=== Written instruction ===
Render every line of the data below as a Markdown table with the columns Row and Line, numbering the rows in order and skipping any blank lines.

=== Provided information ===
◇ ◇ ◇

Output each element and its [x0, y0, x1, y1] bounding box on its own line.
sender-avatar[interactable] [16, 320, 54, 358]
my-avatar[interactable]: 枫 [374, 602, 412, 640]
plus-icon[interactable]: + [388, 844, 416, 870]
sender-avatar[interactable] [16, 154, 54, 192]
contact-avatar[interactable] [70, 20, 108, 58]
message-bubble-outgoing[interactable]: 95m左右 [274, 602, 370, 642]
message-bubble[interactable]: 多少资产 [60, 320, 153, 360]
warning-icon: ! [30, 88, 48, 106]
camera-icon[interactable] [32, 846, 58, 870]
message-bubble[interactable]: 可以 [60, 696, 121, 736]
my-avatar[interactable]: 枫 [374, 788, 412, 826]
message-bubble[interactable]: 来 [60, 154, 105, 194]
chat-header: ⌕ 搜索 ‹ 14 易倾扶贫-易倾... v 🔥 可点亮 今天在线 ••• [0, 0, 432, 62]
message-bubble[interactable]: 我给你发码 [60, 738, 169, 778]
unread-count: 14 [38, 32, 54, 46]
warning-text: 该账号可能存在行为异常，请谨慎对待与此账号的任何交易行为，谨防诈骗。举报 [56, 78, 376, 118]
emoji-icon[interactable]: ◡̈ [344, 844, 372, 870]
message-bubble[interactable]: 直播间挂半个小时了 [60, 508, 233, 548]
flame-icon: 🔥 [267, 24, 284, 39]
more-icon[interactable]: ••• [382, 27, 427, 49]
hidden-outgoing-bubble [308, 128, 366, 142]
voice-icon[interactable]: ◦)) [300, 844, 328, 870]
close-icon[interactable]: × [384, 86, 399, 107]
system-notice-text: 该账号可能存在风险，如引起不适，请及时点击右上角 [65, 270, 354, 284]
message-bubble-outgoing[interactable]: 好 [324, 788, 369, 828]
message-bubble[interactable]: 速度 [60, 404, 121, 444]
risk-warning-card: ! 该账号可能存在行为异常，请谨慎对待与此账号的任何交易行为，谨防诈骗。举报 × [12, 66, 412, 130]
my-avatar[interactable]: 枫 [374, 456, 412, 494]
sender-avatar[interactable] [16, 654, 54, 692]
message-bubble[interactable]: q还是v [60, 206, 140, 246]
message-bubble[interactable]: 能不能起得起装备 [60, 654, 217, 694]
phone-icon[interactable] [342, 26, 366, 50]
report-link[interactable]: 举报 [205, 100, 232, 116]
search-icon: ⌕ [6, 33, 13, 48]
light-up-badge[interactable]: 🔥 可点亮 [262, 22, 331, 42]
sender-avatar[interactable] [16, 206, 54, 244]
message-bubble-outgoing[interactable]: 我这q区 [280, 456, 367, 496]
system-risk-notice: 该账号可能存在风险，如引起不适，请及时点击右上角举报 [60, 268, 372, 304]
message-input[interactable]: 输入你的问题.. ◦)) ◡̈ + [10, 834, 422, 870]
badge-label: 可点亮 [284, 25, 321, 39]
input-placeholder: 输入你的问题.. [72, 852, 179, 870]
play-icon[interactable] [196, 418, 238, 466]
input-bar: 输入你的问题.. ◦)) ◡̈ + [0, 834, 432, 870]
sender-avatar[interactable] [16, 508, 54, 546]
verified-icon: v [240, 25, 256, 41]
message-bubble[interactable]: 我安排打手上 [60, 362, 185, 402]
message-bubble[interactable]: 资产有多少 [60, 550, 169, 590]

◇ ◇ ◇

=== Correct result ===
| Row | Line |
|---|---|
| 1 | Output each element and its [x0, y0, x1, y1] bounding box on its own line. |
| 2 | sender-avatar[interactable] [16, 320, 54, 358] |
| 3 | my-avatar[interactable]: 枫 [374, 602, 412, 640] |
| 4 | plus-icon[interactable]: + [388, 844, 416, 870] |
| 5 | sender-avatar[interactable] [16, 154, 54, 192] |
| 6 | contact-avatar[interactable] [70, 20, 108, 58] |
| 7 | message-bubble-outgoing[interactable]: 95m左右 [274, 602, 370, 642] |
| 8 | message-bubble[interactable]: 多少资产 [60, 320, 153, 360] |
| 9 | warning-icon: ! [30, 88, 48, 106] |
| 10 | camera-icon[interactable] [32, 846, 58, 870] |
| 11 | message-bubble[interactable]: 可以 [60, 696, 121, 736] |
| 12 | my-avatar[interactable]: 枫 [374, 788, 412, 826] |
| 13 | message-bubble[interactable]: 来 [60, 154, 105, 194] |
| 14 | chat-header: ⌕ 搜索 ‹ 14 易倾扶贫-易倾... v 🔥 可点亮 今天在线 ••• [0, 0, 432, 62] |
| 15 | message-bubble[interactable]: 我给你发码 [60, 738, 169, 778] |
| 16 | unread-count: 14 [38, 32, 54, 46] |
| 17 | warning-text: 该账号可能存在行为异常，请谨慎对待与此账号的任何交易行为，谨防诈骗。举报 [56, 78, 376, 118] |
| 18 | emoji-icon[interactable]: ◡̈ [344, 844, 372, 870] |
| 19 | message-bubble[interactable]: 直播间挂半个小时了 [60, 508, 233, 548] |
| 20 | flame-icon: 🔥 [267, 24, 284, 39] |
| 21 | more-icon[interactable]: ••• [382, 27, 427, 49] |
| 22 | hidden-outgoing-bubble [308, 128, 366, 142] |
| 23 | voice-icon[interactable]: ◦)) [300, 844, 328, 870] |
| 24 | close-icon[interactable]: × [384, 86, 399, 107] |
| 25 | system-notice-text: 该账号可能存在风险，如引起不适，请及时点击右上角 [65, 270, 354, 284] |
| 26 | message-bubble-outgoing[interactable]: 好 [324, 788, 369, 828] |
| 27 | message-bubble[interactable]: 速度 [60, 404, 121, 444] |
| 28 | risk-warning-card: ! 该账号可能存在行为异常，请谨慎对待与此账号的任何交易行为，谨防诈骗。举报 × [12, 66, 412, 130] |
| 29 | my-avatar[interactable]: 枫 [374, 456, 412, 494] |
| 30 | sender-avatar[interactable] [16, 654, 54, 692] |
| 31 | message-bubble[interactable]: q还是v [60, 206, 140, 246] |
| 32 | message-bubble[interactable]: 能不能起得起装备 [60, 654, 217, 694] |
| 33 | phone-icon[interactable] [342, 26, 366, 50] |
| 34 | report-link[interactable]: 举报 [205, 100, 232, 116] |
| 35 | search-icon: ⌕ [6, 33, 13, 48] |
| 36 | light-up-badge[interactable]: 🔥 可点亮 [262, 22, 331, 42] |
| 37 | sender-avatar[interactable] [16, 206, 54, 244] |
| 38 | message-bubble-outgoing[interactable]: 我这q区 [280, 456, 367, 496] |
| 39 | system-risk-notice: 该账号可能存在风险，如引起不适，请及时点击右上角举报 [60, 268, 372, 304] |
| 40 | message-input[interactable]: 输入你的问题.. ◦)) ◡̈ + [10, 834, 422, 870] |
| 41 | badge-label: 可点亮 [284, 25, 321, 39] |
| 42 | input-placeholder: 输入你的问题.. [72, 852, 179, 870] |
| 43 | play-icon[interactable] [196, 418, 238, 466] |
| 44 | input-bar: 输入你的问题.. ◦)) ◡̈ + [0, 834, 432, 870] |
| 45 | sender-avatar[interactable] [16, 508, 54, 546] |
| 46 | verified-icon: v [240, 25, 256, 41] |
| 47 | message-bubble[interactable]: 我安排打手上 [60, 362, 185, 402] |
| 48 | message-bubble[interactable]: 资产有多少 [60, 550, 169, 590] |